--- Start Passage provided ---
Why Most Statement Necklaces End Up Unworn
The fundamental problem is simple: people buy the necklace first, then try to build an outfit around it. That’s backwards.
A statement necklace exists to anchor a simple outfit — a white t-shirt, a black turtleneck, a silk slip dress. If you’re buying a piece that requires a specific top you don’t own, you’ll never wear it. I’ve done this three times.
The real trick: buy the necklace for the clothes you already reach for. If you live in crewneck sweaters, a chunky bib necklace will sit on top of the collar and look wrong. If you mostly wear v-necks, a choker will float awkwardly above the neckline.
What You Actually Need
One versatile statement piece per neckline type you own. That’s it. For most people, that’s two to three necklaces total. Not ten.
I keep a list pinned above my desk: crewneck, v-neck, off-shoulder. Three necklaces. Everything else is optional.
The Five Statement Necklace Types That Actually Transform Outfits

After trying everything from $15 fast-fashion pieces to $400 vintage finds, these five styles consistently deliver. Each one solves a specific problem.
| Necklace Type | Best For | Price Range | Neckline Match |
|---|---|---|---|
| Bib necklace | Plain crewnecks, basic tees | $40–$120 | Crewneck, high neck |
| Lariat necklace | Deep v-necks, wrap dresses | $30–$90 | V-neck, plunging |
| Choker (2-3 strand) | Turtlenecks, off-shoulder tops | $25–$70 | High neck, bare shoulder |
| Long chain with pendant | Button-down shirts, simple sheaths | $35–$100 | Collared, scoop |
| Collar necklace | Blazers, structured jackets | $50–$150 | Lapels, open neck |
Each of these does one thing well: it adds visual weight exactly where your outfit needs it. A bib fills empty space on a crewneck. A lariat draws the eye down on a v-neck. A choker frames the collarbone on an off-shoulder piece.
Bib Necklaces — The Crewneck Savior
Bib necklaces get a bad reputation because cheap ones look like costume jewelry. But a well-made bib — dense, substantial, with mixed metals or stones — turns a $10 t-shirt into a $100 look.
I wear a gold-tone bib with matte black stones from a small brand called Mociun (around $110). It’s heavy enough to sit flat against a crewneck, not flip up. The stones are bezel-set, so they don’t snag on knits.
What to Avoid
Bibs that are wider than your collarbone. If the necklace extends past your shoulders, it looks like armor. Keep the width under five inches for most body types.
Also avoid bibs with sharp edges. I bought one from a fast-fashion site — the metal backing cut into my neck after two hours. Returned it the next day.
Lariat Necklaces — The V-Neck Solution

Lariats are the most underrated statement piece. They’re essentially a long chain or cord with a sliding knot, so you can adjust the drop length. That adjustability makes them work with almost any v-neck depth.
--- End Passage provided ---
--- Start Listed entries ---
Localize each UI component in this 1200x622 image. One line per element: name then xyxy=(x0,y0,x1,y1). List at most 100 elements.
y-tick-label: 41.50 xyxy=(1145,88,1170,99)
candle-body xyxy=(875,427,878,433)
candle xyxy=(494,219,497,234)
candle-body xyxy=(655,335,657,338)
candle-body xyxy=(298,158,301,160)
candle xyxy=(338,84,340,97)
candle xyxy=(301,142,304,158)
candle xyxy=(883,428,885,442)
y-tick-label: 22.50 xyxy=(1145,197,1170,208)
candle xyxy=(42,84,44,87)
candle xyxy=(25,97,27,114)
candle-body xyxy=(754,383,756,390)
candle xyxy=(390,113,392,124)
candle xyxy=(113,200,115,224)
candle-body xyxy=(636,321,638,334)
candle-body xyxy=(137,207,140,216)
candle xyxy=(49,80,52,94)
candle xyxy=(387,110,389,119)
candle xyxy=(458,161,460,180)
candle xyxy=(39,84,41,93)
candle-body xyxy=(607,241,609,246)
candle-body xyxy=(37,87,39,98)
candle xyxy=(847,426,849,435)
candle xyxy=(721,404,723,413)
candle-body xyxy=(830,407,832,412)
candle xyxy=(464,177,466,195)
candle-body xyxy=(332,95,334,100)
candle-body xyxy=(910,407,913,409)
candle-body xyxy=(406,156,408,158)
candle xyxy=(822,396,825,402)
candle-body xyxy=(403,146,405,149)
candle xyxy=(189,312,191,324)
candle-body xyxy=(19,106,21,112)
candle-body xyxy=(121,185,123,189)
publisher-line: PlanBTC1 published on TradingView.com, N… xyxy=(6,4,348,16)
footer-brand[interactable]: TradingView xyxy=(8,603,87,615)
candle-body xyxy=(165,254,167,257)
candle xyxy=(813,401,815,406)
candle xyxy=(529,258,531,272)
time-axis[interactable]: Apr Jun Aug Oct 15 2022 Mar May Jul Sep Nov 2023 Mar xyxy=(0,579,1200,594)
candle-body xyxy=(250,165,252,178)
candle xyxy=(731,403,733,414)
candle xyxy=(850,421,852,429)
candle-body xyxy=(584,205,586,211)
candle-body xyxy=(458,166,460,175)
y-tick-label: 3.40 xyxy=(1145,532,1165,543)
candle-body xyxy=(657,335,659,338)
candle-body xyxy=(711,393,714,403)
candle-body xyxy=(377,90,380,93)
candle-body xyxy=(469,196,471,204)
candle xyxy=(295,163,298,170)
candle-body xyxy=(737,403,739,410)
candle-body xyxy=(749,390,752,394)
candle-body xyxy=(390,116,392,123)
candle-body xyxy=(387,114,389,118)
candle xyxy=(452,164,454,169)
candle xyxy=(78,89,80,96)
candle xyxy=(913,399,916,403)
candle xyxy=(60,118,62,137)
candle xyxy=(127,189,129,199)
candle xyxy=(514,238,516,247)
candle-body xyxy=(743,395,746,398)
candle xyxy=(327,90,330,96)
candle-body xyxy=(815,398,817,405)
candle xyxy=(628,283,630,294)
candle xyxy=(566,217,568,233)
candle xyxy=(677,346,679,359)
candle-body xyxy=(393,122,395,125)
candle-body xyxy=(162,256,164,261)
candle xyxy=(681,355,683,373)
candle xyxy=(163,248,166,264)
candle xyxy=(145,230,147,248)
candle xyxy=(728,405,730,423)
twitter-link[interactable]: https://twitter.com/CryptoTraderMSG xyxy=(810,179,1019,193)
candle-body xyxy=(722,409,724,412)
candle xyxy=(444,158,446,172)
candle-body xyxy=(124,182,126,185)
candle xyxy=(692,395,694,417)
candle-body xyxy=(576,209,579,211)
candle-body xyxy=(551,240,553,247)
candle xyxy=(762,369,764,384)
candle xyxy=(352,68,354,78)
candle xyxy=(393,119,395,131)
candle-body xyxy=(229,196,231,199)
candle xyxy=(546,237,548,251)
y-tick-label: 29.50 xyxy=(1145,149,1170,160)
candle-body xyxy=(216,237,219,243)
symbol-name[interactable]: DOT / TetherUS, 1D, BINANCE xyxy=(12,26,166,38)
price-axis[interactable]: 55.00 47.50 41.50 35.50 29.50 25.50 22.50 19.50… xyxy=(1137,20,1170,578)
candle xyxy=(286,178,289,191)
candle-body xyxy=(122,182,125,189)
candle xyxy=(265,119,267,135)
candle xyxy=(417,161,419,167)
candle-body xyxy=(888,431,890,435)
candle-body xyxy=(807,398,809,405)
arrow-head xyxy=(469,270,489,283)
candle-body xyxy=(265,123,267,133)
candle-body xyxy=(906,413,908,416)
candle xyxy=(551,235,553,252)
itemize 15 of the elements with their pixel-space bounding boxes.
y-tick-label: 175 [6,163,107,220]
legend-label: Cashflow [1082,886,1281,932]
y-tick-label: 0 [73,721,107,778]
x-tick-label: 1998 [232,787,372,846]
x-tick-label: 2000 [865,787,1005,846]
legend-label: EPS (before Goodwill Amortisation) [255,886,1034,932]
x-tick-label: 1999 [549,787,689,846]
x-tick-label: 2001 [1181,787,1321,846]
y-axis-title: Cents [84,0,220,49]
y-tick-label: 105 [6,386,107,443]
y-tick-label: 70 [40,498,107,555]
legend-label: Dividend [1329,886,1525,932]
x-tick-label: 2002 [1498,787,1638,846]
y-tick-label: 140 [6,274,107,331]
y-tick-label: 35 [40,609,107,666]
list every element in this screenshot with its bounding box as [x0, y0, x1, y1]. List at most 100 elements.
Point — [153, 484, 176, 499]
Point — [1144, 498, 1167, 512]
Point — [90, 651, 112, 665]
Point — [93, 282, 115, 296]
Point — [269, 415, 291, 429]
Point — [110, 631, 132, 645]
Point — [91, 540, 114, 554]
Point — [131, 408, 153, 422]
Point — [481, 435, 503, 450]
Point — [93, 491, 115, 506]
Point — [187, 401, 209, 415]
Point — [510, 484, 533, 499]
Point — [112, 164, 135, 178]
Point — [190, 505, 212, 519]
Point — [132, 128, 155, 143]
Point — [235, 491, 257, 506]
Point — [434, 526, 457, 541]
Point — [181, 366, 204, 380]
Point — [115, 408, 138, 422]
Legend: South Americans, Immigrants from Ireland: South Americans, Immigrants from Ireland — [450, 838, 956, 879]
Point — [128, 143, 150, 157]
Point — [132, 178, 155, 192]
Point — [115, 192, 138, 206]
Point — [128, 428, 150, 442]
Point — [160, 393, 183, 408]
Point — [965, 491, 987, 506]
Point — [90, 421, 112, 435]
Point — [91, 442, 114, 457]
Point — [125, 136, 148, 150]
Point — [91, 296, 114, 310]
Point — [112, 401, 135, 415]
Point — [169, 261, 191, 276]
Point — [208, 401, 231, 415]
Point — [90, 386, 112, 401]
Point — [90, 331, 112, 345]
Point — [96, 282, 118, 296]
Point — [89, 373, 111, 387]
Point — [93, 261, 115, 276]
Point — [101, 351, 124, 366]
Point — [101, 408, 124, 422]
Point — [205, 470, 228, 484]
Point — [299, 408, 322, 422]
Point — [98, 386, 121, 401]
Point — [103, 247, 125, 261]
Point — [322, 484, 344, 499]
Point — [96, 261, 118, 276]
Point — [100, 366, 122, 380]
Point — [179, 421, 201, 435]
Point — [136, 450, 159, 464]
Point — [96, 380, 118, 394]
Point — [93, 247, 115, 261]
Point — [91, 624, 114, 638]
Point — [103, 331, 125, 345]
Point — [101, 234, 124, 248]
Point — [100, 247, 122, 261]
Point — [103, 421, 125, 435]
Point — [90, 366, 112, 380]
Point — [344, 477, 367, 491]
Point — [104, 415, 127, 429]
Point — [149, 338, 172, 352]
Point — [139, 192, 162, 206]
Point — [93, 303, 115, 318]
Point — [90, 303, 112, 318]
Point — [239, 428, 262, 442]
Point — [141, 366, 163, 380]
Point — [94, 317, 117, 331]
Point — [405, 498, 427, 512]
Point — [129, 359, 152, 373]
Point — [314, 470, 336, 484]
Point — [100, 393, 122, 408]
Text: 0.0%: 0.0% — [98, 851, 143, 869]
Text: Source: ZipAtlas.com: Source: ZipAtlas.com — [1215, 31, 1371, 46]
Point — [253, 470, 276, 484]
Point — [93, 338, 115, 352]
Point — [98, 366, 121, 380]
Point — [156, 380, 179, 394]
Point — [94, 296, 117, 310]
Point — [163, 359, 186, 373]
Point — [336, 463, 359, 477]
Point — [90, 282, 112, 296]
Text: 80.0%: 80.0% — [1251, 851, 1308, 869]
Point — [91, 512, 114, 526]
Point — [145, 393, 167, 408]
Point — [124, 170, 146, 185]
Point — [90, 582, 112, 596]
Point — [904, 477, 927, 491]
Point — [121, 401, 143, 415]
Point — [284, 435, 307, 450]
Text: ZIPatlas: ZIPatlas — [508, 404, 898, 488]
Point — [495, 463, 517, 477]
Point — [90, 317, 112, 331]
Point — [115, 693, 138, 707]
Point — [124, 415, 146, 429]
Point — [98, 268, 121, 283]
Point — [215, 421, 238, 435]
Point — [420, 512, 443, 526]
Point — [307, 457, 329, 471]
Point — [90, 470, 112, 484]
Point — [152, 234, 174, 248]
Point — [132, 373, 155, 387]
--- End Listed entries ---
#### [Stated problem]
List every necklace type named in the table of the statement necklace text. The records were drawn from a separate source.

#### [Task output]
- Bib necklace
- Lariat necklace
- Choker (2-3 strand)
- Long chain with pendant
- Collar necklace